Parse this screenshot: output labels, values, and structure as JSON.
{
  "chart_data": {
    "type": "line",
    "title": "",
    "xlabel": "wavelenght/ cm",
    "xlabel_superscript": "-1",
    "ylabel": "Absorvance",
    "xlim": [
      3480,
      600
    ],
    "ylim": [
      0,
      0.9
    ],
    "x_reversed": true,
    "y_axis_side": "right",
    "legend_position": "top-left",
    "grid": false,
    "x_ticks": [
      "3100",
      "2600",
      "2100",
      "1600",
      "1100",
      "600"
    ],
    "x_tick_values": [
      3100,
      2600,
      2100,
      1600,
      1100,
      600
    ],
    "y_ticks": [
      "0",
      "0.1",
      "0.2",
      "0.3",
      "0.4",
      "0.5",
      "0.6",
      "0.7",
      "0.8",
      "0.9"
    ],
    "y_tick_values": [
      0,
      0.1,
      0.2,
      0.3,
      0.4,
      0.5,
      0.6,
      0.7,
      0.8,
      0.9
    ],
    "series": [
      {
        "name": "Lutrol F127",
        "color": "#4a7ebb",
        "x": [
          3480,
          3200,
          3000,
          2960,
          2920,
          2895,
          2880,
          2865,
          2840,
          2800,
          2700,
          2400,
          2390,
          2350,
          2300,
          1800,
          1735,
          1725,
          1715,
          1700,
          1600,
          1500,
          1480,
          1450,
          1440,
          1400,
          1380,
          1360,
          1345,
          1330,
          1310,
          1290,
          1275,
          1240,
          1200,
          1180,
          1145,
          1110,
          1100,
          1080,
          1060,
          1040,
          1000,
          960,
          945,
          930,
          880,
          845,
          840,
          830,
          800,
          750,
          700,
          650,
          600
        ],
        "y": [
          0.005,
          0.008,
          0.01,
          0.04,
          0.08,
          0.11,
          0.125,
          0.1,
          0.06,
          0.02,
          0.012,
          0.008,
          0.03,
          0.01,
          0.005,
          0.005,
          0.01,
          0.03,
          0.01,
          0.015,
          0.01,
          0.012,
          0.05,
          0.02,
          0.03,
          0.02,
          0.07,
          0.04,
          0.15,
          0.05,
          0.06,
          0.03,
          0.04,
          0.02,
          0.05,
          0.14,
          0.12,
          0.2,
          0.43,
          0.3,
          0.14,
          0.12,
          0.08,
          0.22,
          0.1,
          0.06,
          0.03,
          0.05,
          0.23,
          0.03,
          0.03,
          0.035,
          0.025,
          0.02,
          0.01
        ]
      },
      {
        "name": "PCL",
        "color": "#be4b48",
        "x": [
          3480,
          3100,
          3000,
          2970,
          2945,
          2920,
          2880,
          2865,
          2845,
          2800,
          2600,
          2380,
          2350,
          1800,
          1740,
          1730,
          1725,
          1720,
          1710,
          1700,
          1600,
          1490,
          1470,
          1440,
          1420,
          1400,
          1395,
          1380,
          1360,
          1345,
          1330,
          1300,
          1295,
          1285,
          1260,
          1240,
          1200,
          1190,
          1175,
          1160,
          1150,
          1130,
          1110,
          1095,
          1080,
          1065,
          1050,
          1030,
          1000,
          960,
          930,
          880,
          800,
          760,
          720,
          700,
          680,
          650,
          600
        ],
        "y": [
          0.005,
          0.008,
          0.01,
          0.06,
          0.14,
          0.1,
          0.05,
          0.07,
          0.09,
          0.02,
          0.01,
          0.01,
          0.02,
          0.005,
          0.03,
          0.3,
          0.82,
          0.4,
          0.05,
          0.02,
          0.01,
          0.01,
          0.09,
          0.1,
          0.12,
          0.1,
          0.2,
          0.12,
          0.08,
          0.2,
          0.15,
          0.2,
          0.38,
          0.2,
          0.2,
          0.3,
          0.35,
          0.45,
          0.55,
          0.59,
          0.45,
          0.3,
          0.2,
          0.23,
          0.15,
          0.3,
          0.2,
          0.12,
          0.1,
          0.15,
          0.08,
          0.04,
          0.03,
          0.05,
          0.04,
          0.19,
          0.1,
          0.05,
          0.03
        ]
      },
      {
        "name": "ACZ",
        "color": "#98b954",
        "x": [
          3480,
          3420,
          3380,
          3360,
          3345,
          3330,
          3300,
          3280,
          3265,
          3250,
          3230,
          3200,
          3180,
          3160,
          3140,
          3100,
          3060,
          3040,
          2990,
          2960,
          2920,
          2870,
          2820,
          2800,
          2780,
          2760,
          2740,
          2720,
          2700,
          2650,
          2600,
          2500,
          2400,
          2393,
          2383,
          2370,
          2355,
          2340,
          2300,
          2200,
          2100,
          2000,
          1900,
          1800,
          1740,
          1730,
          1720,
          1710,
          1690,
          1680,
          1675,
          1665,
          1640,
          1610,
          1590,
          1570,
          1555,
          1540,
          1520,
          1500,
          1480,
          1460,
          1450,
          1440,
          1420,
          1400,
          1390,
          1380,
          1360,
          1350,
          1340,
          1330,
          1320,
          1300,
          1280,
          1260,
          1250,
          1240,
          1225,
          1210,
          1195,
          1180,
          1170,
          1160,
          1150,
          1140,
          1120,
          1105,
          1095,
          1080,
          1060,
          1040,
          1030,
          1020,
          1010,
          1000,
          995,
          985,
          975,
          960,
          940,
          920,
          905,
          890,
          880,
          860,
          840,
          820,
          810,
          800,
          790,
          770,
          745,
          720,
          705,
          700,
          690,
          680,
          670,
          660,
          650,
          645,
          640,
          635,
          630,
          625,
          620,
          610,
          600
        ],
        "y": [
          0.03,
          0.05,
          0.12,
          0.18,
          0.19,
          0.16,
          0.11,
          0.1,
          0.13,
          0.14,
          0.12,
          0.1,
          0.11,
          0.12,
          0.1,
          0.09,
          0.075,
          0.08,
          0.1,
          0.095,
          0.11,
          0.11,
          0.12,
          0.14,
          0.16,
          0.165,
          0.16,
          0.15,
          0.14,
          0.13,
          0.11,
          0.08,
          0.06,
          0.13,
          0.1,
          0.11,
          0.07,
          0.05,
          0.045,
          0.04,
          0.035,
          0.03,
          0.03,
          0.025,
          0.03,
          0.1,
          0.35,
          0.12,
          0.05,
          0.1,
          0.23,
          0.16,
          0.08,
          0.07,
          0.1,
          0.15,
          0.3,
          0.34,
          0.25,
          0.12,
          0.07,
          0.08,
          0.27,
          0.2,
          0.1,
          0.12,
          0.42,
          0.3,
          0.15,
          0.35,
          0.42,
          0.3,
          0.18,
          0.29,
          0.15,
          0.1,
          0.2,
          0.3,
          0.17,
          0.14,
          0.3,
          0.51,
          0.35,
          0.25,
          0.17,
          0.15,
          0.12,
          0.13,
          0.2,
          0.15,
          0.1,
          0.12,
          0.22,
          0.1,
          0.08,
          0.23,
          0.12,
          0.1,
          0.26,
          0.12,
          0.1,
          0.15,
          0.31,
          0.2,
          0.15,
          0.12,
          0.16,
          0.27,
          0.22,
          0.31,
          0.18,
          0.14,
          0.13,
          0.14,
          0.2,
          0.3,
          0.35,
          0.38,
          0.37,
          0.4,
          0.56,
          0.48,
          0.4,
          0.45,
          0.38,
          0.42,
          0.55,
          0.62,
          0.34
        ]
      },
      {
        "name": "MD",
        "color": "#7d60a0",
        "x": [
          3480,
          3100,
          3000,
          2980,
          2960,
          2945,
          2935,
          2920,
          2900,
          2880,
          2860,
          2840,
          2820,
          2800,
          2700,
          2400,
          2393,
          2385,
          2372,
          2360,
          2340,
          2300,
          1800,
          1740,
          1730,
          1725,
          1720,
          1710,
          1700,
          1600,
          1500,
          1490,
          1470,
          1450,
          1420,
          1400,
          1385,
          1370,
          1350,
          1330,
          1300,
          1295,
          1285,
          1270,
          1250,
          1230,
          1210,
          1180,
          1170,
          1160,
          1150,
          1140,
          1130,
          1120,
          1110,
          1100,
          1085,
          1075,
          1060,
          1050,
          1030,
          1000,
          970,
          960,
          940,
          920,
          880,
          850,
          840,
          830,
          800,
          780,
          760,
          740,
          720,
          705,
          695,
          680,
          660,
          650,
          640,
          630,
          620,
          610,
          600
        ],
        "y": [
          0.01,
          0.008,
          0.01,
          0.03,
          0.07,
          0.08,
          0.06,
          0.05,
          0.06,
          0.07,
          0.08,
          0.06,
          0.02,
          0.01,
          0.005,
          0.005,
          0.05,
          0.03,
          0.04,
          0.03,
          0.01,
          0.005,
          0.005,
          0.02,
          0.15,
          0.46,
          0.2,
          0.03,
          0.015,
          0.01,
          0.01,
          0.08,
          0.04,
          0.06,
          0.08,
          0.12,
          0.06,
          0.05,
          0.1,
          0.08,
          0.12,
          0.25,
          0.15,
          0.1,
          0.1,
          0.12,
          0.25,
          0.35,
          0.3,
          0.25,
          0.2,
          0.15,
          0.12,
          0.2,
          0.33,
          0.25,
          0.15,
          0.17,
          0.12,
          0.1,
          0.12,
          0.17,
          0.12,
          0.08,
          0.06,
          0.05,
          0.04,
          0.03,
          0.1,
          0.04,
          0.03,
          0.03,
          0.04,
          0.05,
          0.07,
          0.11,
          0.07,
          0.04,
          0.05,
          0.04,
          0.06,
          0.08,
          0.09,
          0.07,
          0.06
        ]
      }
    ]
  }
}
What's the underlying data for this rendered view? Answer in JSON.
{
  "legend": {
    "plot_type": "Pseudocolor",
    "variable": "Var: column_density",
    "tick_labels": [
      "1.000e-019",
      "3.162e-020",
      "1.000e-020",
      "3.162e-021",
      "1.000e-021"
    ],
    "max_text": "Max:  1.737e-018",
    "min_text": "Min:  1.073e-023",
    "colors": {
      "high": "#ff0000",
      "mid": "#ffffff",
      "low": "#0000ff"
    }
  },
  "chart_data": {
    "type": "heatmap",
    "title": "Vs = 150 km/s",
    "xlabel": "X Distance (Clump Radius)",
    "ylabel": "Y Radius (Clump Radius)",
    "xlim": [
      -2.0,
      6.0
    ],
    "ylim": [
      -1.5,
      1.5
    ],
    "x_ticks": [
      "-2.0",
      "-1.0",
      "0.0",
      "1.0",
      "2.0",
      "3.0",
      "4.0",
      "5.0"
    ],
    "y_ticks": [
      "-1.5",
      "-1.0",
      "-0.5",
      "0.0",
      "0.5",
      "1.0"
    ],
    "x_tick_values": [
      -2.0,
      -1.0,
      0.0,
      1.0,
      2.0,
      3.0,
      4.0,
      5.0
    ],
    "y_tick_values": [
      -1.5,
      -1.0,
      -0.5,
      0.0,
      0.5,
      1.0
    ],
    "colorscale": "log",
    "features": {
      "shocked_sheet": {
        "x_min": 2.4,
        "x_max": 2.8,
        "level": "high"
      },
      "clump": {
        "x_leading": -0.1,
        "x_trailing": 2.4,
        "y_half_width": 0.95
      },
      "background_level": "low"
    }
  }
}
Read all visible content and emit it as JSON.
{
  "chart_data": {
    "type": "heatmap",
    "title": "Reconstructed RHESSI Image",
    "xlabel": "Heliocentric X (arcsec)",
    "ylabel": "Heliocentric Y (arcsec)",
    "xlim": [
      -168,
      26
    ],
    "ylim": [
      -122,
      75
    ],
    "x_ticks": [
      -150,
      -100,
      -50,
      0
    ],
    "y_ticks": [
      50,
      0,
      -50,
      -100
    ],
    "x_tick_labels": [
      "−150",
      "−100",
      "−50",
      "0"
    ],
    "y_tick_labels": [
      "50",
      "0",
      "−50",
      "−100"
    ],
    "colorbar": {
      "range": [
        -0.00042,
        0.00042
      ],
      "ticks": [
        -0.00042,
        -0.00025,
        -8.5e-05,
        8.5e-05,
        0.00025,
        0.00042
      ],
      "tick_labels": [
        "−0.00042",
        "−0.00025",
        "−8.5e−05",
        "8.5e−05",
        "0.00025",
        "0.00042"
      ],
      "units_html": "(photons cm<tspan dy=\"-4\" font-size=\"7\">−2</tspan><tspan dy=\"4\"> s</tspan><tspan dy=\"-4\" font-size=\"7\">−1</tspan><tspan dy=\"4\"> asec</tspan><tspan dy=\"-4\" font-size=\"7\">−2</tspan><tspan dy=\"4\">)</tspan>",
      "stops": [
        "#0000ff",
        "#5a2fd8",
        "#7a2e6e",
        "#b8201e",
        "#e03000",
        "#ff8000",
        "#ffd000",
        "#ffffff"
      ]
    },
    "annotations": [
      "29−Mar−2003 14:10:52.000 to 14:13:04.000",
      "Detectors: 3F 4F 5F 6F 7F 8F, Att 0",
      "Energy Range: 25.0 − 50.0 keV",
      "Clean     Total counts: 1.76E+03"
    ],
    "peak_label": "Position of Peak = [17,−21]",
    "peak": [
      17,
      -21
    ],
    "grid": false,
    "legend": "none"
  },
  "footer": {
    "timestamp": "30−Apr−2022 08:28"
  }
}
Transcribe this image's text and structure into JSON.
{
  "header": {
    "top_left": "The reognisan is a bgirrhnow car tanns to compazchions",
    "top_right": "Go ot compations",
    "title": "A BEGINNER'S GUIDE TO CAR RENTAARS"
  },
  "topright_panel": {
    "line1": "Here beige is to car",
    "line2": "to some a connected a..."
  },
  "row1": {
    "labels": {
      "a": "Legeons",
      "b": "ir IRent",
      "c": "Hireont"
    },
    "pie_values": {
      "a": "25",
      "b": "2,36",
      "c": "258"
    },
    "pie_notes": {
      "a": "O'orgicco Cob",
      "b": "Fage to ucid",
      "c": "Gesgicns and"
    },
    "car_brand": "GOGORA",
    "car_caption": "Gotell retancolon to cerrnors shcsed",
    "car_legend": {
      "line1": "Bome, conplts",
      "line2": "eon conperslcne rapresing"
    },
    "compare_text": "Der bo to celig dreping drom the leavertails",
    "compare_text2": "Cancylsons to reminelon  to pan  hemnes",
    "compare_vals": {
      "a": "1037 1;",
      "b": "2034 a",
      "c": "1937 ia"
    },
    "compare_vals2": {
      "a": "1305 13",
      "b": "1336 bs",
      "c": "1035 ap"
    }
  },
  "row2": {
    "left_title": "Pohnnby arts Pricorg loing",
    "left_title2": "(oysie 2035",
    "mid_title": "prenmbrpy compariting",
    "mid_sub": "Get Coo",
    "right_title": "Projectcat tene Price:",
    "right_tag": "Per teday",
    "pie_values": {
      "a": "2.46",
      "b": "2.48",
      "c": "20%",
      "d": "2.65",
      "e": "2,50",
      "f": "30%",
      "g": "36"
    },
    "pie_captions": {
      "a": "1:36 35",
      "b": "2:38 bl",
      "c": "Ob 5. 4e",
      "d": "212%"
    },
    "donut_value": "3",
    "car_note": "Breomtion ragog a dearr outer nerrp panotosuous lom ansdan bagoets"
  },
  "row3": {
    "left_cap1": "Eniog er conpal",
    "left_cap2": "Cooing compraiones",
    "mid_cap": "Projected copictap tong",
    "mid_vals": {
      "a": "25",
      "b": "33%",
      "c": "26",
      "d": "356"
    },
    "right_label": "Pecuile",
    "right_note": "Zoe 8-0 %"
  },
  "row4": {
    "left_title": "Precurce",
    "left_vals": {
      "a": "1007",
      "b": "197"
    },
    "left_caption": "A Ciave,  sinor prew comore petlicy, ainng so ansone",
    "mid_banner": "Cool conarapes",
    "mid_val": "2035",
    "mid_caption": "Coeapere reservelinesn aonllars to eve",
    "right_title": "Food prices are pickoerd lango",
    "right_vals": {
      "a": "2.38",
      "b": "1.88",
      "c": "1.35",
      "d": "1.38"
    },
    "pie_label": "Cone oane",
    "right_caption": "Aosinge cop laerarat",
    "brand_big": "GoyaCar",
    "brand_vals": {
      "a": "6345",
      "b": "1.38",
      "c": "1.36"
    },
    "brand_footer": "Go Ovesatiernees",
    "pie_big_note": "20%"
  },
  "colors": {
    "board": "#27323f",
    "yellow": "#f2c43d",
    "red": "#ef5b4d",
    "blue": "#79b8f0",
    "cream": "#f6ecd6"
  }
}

########

Within the material above, find the lines that contain the word "arcsec"; copy them.

- Solved problem
    "xlabel": "Heliocentric X (arcsec)",
    "ylabel": "Heliocentric Y (arcsec)",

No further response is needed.